====== DATA LISTING
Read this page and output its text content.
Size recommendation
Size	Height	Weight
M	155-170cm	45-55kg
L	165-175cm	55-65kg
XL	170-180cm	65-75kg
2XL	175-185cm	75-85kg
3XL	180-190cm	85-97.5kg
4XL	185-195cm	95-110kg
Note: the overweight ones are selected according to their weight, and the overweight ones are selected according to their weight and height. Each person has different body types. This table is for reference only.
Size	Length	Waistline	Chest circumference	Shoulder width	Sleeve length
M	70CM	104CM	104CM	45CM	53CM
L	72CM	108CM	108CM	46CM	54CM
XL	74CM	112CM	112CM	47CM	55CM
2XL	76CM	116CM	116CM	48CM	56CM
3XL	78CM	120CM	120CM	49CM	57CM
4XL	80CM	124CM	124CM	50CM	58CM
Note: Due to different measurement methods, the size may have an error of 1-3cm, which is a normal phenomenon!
============
> **TASK DETAILS**
Scan the material above. Copy each line that holds the word "Note".

> **SOLUTION FOR THIS TASK**
Note: the overweight ones are selected according to their weight, and the overweight ones are selected according to their weight and height. Each person has different body types. This table is for reference only.
Note: Due to different measurement methods, the size may have an error of 1-3cm, which is a normal phenomenon!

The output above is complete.